== DATASET EXTRACT ==
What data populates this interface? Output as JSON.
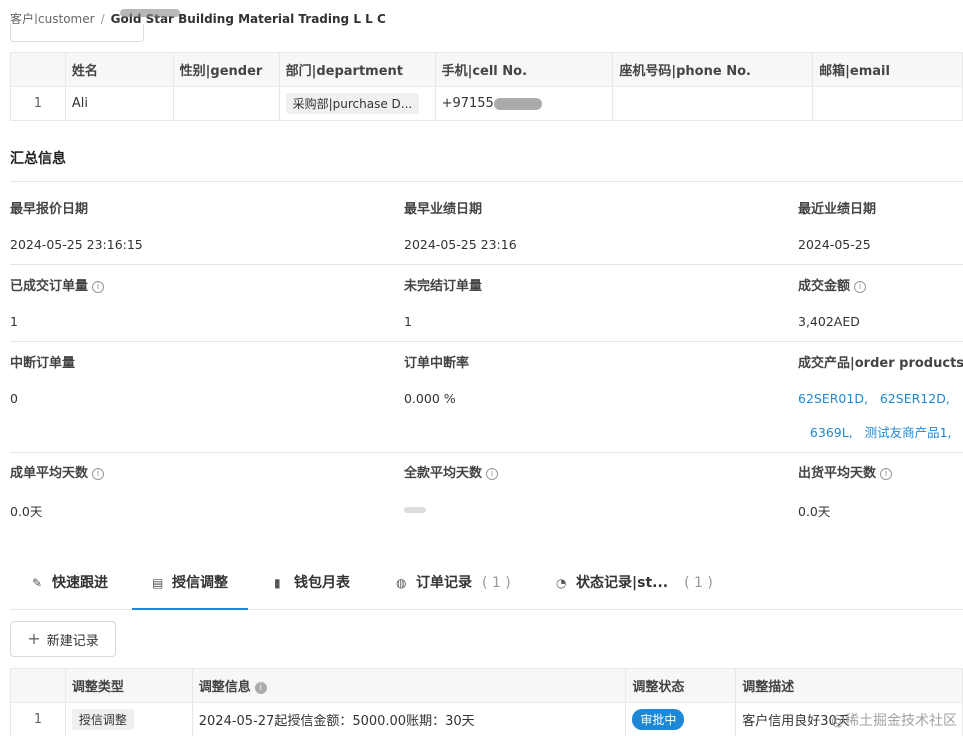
{
  "breadcrumb": {
    "parent": "客户|customer",
    "separator": "/",
    "current": "Gold Star Building Material Trading L L C"
  },
  "contacts": {
    "columns": [
      "",
      "姓名",
      "性别|gender",
      "部门|department",
      "手机|cell No.",
      "座机号码|phone No.",
      "邮箱|email"
    ],
    "rows": [
      {
        "index": "1",
        "name": "Ali",
        "gender": "",
        "department": "采购部|purchase D...",
        "cell": "+97155",
        "phone": "",
        "email": ""
      }
    ]
  },
  "summary": {
    "title": "汇总信息",
    "stats": [
      {
        "label": "最早报价日期",
        "value": "2024-05-25 23:16:15"
      },
      {
        "label": "最早业绩日期",
        "value": "2024-05-25 23:16"
      },
      {
        "label": "最近业绩日期",
        "value": "2024-05-25"
      },
      {
        "label": "已成交订单量",
        "value": "1"
      },
      {
        "label": "未完结订单量",
        "value": "1"
      },
      {
        "label": "成交金额",
        "value": "3,402AED"
      },
      {
        "label": "中断订单量",
        "value": "0"
      },
      {
        "label": "订单中断率",
        "value": "0.000 %"
      },
      {
        "label": "成交产品|order products",
        "value": ""
      },
      {
        "label": "成单平均天数",
        "value": "0.0天"
      },
      {
        "label": "全款平均天数",
        "value": ""
      },
      {
        "label": "出货平均天数",
        "value": "0.0天"
      }
    ],
    "products": [
      "62SER01D,",
      "62SER12D,",
      "6369L,",
      "测试友商产品1,"
    ]
  },
  "tabs": [
    {
      "label": "快速跟进",
      "count": ""
    },
    {
      "label": "授信调整",
      "count": ""
    },
    {
      "label": "钱包月表",
      "count": ""
    },
    {
      "label": "订单记录",
      "count": "( 1 )"
    },
    {
      "label": "状态记录|st...",
      "count": "( 1 )"
    }
  ],
  "new_record_label": "新建记录",
  "credit": {
    "columns": [
      "",
      "调整类型",
      "调整信息",
      "调整状态",
      "调整描述"
    ],
    "rows": [
      {
        "index": "1",
        "type": "授信调整",
        "info": "2024-05-27起授信金额：5000.00账期：30天",
        "status": "审批中",
        "desc": "客户信用良好30天"
      }
    ]
  },
  "watermark": "@稀土掘金技术社区",
  "colors": {
    "accent": "#1e88d6",
    "border": "#e8e8e8",
    "header_bg": "#f7f7f7"
  }
}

== GIVEN PROBLEM ==
Extract all lines from the material above that include the word "value".

== THE REPLY ==
        "value": "2024-05-25 23:16:15"
        "value": "2024-05-25 23:16"
        "value": "2024-05-25"
        "value": "1"
        "value": "1"
        "value": "3,402AED"
        "value": "0"
        "value": "0.000 %"
        "value": ""
        "value": "0.0天"
        "value": ""
        "value": "0.0天"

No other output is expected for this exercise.